*What to work on:* Return every line of the records below that contains the string "chart", treating uppercase and lowercase as different.

*The input:*
# # # # #
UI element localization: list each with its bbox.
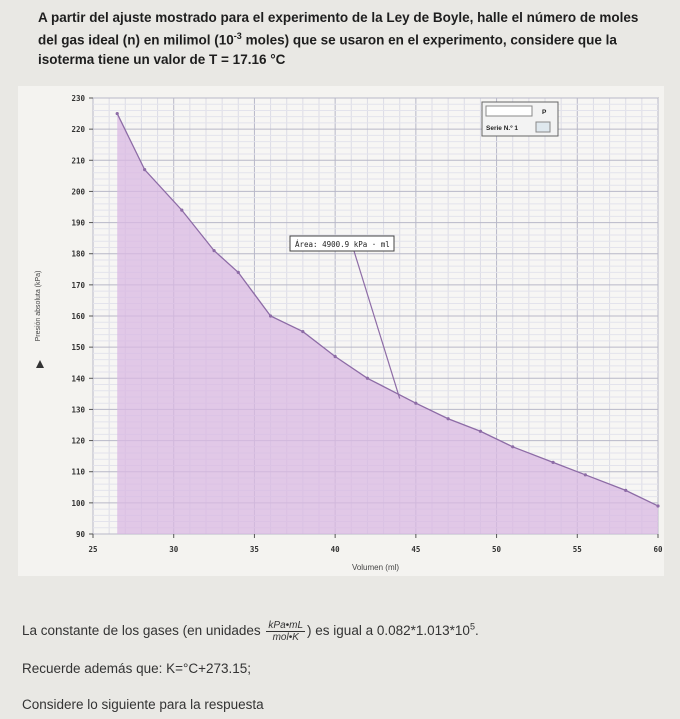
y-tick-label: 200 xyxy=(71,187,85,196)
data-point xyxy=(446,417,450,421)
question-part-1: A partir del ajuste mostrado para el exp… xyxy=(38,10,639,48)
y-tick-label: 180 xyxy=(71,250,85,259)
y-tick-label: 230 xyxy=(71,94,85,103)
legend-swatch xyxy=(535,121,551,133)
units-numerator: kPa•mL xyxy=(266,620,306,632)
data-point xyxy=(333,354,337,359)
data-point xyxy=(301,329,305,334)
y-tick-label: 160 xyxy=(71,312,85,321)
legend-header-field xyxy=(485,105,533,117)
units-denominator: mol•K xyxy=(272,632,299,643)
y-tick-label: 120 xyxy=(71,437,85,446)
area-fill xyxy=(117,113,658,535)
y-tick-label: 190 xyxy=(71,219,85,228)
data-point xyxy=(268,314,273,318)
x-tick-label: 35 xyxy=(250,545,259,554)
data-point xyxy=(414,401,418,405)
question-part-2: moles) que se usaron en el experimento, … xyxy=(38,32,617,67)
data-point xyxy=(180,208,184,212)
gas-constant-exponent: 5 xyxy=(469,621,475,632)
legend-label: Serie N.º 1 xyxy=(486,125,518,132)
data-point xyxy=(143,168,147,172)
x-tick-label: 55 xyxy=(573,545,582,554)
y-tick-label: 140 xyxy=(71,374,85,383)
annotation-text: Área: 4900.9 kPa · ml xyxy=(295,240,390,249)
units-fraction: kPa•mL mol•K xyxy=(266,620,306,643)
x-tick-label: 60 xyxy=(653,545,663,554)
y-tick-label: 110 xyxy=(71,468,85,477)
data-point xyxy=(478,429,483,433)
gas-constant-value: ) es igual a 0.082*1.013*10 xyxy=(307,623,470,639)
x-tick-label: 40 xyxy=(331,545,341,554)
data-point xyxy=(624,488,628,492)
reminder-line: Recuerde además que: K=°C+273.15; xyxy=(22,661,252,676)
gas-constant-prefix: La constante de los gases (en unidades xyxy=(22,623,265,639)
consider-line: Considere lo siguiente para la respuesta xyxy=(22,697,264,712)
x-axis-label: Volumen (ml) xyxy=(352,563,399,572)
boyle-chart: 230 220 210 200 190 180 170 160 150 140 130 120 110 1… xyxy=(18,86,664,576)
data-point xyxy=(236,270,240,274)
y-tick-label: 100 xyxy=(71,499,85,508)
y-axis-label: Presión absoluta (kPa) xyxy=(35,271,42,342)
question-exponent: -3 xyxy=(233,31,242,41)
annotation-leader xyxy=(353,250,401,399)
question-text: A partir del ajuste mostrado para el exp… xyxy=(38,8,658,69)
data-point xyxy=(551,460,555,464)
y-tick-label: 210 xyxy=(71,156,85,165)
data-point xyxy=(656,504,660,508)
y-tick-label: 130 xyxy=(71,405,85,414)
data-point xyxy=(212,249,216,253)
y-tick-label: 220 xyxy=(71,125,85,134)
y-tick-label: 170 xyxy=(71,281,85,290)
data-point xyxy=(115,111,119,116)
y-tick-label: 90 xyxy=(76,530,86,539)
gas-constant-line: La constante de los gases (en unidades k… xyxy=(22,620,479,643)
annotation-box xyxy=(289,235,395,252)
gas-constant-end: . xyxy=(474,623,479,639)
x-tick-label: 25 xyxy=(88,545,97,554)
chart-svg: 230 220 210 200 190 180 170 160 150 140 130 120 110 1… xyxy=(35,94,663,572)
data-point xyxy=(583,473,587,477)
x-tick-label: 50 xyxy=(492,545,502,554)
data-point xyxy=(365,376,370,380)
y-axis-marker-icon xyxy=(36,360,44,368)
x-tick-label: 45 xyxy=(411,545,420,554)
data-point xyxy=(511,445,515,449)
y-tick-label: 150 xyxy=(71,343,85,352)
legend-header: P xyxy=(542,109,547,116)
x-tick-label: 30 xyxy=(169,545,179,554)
# # # # #
*Solution for this task:*
boyle-chart: 230 220 210 200 190 180 170 160 150 140 130 120 110 1… xyxy=(18,86,664,576)
chart-svg: 230 220 210 200 190 180 170 160 150 140 130 120 110 1… xyxy=(35,94,663,572)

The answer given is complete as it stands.